Element location listings:
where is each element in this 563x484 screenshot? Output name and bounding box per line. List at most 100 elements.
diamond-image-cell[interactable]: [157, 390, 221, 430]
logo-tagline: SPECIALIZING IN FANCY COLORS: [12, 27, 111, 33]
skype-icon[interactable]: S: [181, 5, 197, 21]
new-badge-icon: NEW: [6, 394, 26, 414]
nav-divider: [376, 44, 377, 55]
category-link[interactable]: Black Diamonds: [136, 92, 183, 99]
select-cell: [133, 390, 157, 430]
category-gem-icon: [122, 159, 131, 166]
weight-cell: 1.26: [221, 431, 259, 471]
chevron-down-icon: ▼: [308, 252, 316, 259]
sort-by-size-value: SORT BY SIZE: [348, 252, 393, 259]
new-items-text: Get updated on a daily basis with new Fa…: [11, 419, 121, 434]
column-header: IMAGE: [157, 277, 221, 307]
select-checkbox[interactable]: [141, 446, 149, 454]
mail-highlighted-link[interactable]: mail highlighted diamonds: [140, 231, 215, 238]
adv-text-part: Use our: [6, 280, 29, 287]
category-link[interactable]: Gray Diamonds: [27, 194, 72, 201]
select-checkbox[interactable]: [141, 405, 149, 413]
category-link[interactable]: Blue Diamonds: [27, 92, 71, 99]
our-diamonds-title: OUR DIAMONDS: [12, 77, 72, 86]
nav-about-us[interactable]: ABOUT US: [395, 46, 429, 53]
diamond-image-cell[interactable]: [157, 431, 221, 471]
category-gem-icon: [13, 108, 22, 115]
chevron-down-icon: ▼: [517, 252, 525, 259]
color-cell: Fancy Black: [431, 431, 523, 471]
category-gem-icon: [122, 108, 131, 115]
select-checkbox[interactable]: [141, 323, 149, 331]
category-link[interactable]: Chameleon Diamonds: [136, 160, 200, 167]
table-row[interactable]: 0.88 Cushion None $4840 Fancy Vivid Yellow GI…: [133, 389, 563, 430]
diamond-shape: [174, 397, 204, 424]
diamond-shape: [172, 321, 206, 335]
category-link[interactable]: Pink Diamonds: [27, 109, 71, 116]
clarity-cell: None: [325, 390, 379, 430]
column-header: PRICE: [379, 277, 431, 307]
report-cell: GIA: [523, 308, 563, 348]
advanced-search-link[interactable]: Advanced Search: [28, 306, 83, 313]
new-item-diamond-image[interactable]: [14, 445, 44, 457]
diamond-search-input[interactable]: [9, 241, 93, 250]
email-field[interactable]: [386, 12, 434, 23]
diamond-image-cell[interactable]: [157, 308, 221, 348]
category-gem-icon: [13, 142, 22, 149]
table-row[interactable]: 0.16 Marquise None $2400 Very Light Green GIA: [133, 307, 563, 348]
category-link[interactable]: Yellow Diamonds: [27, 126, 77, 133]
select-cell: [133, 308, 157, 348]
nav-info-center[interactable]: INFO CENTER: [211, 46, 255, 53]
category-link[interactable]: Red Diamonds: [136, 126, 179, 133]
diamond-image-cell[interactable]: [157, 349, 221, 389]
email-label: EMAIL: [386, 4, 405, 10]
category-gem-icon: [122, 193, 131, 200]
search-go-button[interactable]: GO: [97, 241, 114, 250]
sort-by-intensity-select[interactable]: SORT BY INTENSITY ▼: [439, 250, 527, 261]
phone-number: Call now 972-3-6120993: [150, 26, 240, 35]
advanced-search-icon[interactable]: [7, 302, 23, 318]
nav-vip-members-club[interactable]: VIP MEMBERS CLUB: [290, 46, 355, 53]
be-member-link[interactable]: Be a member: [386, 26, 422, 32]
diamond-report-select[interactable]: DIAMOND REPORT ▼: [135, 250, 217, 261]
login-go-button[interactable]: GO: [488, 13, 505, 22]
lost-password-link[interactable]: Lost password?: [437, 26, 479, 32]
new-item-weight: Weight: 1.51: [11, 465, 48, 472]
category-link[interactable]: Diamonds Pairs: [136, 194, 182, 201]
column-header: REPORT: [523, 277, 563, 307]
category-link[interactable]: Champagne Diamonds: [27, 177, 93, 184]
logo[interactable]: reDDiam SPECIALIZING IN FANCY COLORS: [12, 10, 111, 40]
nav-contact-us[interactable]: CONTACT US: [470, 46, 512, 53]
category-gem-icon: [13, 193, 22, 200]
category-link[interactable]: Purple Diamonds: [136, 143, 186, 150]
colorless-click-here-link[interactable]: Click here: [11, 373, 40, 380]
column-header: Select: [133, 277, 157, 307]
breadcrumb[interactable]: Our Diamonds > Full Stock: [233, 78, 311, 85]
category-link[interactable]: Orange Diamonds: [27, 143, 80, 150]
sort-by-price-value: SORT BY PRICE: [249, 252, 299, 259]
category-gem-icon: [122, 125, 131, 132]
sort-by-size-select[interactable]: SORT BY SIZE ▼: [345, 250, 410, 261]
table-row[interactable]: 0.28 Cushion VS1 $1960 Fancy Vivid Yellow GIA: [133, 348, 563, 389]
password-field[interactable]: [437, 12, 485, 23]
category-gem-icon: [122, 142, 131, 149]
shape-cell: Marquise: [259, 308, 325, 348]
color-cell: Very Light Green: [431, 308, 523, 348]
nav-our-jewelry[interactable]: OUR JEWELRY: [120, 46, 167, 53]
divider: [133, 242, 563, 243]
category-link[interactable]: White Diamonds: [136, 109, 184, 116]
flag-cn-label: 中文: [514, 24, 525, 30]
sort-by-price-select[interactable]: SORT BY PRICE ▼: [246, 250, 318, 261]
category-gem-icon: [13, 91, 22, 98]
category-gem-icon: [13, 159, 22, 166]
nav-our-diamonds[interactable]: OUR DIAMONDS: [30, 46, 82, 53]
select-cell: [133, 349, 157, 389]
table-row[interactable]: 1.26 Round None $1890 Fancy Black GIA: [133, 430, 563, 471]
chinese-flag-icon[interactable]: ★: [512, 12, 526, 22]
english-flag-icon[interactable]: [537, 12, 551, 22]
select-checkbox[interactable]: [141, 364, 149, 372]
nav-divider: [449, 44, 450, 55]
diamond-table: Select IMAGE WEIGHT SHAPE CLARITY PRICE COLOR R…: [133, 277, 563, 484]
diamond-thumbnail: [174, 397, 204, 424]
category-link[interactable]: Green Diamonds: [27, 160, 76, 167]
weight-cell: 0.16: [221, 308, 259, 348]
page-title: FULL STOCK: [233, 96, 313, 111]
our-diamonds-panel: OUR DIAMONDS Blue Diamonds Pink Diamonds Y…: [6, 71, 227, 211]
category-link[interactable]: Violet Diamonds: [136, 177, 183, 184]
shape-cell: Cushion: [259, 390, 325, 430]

TASK DESCRIPTION: Can you rewrite the data so that every "category-link" becomes "category-anchor", with nothing else changed?

EXERCISE RESPONSE:
where is each element in this 563x484 screenshot? Output name and bounding box per line. List at most 100 elements.
diamond-image-cell[interactable]: [157, 390, 221, 430]
logo-tagline: SPECIALIZING IN FANCY COLORS: [12, 27, 111, 33]
skype-icon[interactable]: S: [181, 5, 197, 21]
new-badge-icon: NEW: [6, 394, 26, 414]
nav-divider: [376, 44, 377, 55]
category-anchor[interactable]: Black Diamonds: [136, 92, 183, 99]
select-cell: [133, 390, 157, 430]
category-gem-icon: [122, 159, 131, 166]
weight-cell: 1.26: [221, 431, 259, 471]
chevron-down-icon: ▼: [308, 252, 316, 259]
sort-by-size-value: SORT BY SIZE: [348, 252, 393, 259]
new-items-text: Get updated on a daily basis with new Fa…: [11, 419, 121, 434]
column-header: IMAGE: [157, 277, 221, 307]
select-checkbox[interactable]: [141, 446, 149, 454]
mail-highlighted-link[interactable]: mail highlighted diamonds: [140, 231, 215, 238]
adv-text-part: Use our: [6, 280, 29, 287]
category-anchor[interactable]: Gray Diamonds: [27, 194, 72, 201]
select-checkbox[interactable]: [141, 405, 149, 413]
category-anchor[interactable]: Blue Diamonds: [27, 92, 71, 99]
our-diamonds-title: OUR DIAMONDS: [12, 77, 72, 86]
nav-about-us[interactable]: ABOUT US: [395, 46, 429, 53]
diamond-image-cell[interactable]: [157, 431, 221, 471]
category-gem-icon: [13, 108, 22, 115]
chevron-down-icon: ▼: [517, 252, 525, 259]
color-cell: Fancy Black: [431, 431, 523, 471]
category-gem-icon: [122, 108, 131, 115]
select-checkbox[interactable]: [141, 323, 149, 331]
category-anchor[interactable]: Chameleon Diamonds: [136, 160, 200, 167]
table-row[interactable]: 0.88 Cushion None $4840 Fancy Vivid Yellow GI…: [133, 389, 563, 430]
diamond-shape: [174, 397, 204, 424]
diamond-shape: [172, 321, 206, 335]
category-anchor[interactable]: Pink Diamonds: [27, 109, 71, 116]
clarity-cell: None: [325, 390, 379, 430]
column-header: PRICE: [379, 277, 431, 307]
report-cell: GIA: [523, 308, 563, 348]
advanced-search-link[interactable]: Advanced Search: [28, 306, 83, 313]
new-item-diamond-image[interactable]: [14, 445, 44, 457]
diamond-search-input[interactable]: [9, 241, 93, 250]
email-field[interactable]: [386, 12, 434, 23]
diamond-image-cell[interactable]: [157, 308, 221, 348]
category-gem-icon: [13, 142, 22, 149]
table-row[interactable]: 0.16 Marquise None $2400 Very Light Green GIA: [133, 307, 563, 348]
category-anchor[interactable]: Yellow Diamonds: [27, 126, 77, 133]
select-cell: [133, 308, 157, 348]
nav-info-center[interactable]: INFO CENTER: [211, 46, 255, 53]
category-anchor[interactable]: Red Diamonds: [136, 126, 179, 133]
diamond-image-cell[interactable]: [157, 349, 221, 389]
email-label: EMAIL: [386, 4, 405, 10]
category-gem-icon: [122, 193, 131, 200]
search-go-button[interactable]: GO: [97, 241, 114, 250]
sort-by-intensity-select[interactable]: SORT BY INTENSITY ▼: [439, 250, 527, 261]
phone-number: Call now 972-3-6120993: [150, 26, 240, 35]
advanced-search-icon[interactable]: [7, 302, 23, 318]
nav-vip-members-club[interactable]: VIP MEMBERS CLUB: [290, 46, 355, 53]
be-member-link[interactable]: Be a member: [386, 26, 422, 32]
diamond-report-select[interactable]: DIAMOND REPORT ▼: [135, 250, 217, 261]
login-go-button[interactable]: GO: [488, 13, 505, 22]
lost-password-link[interactable]: Lost password?: [437, 26, 479, 32]
new-item-weight: Weight: 1.51: [11, 465, 48, 472]
category-anchor[interactable]: Diamonds Pairs: [136, 194, 182, 201]
column-header: REPORT: [523, 277, 563, 307]
category-anchor[interactable]: Champagne Diamonds: [27, 177, 93, 184]
logo[interactable]: reDDiam SPECIALIZING IN FANCY COLORS: [12, 10, 111, 40]
nav-contact-us[interactable]: CONTACT US: [470, 46, 512, 53]
category-gem-icon: [13, 193, 22, 200]
category-anchor[interactable]: Purple Diamonds: [136, 143, 186, 150]
colorless-click-here-link[interactable]: Click here: [11, 373, 40, 380]
column-header: Select: [133, 277, 157, 307]
breadcrumb[interactable]: Our Diamonds > Full Stock: [233, 78, 311, 85]
category-anchor[interactable]: Orange Diamonds: [27, 143, 80, 150]
sort-by-price-value: SORT BY PRICE: [249, 252, 299, 259]
category-gem-icon: [122, 125, 131, 132]
sort-by-size-select[interactable]: SORT BY SIZE ▼: [345, 250, 410, 261]
table-row[interactable]: 0.28 Cushion VS1 $1960 Fancy Vivid Yellow GIA: [133, 348, 563, 389]
password-field[interactable]: [437, 12, 485, 23]
category-gem-icon: [122, 142, 131, 149]
shape-cell: Marquise: [259, 308, 325, 348]
color-cell: Very Light Green: [431, 308, 523, 348]
nav-our-jewelry[interactable]: OUR JEWELRY: [120, 46, 167, 53]
divider: [133, 242, 563, 243]
category-anchor[interactable]: White Diamonds: [136, 109, 184, 116]
flag-cn-label: 中文: [514, 24, 525, 30]
sort-by-price-select[interactable]: SORT BY PRICE ▼: [246, 250, 318, 261]
category-gem-icon: [13, 91, 22, 98]
category-gem-icon: [13, 159, 22, 166]
nav-our-diamonds[interactable]: OUR DIAMONDS: [30, 46, 82, 53]
select-cell: [133, 349, 157, 389]
table-row[interactable]: 1.26 Round None $1890 Fancy Black GIA: [133, 430, 563, 471]
chinese-flag-icon[interactable]: ★: [512, 12, 526, 22]
english-flag-icon[interactable]: [537, 12, 551, 22]
select-checkbox[interactable]: [141, 364, 149, 372]
nav-divider: [449, 44, 450, 55]
diamond-table: Select IMAGE WEIGHT SHAPE CLARITY PRICE COLOR R…: [133, 277, 563, 484]
diamond-thumbnail: [174, 397, 204, 424]
category-anchor[interactable]: Green Diamonds: [27, 160, 76, 167]
weight-cell: 0.16: [221, 308, 259, 348]
page-title: FULL STOCK: [233, 96, 313, 111]
our-diamonds-panel: OUR DIAMONDS Blue Diamonds Pink Diamonds Y…: [6, 71, 227, 211]
category-anchor[interactable]: Violet Diamonds: [136, 177, 183, 184]
shape-cell: Cushion: [259, 390, 325, 430]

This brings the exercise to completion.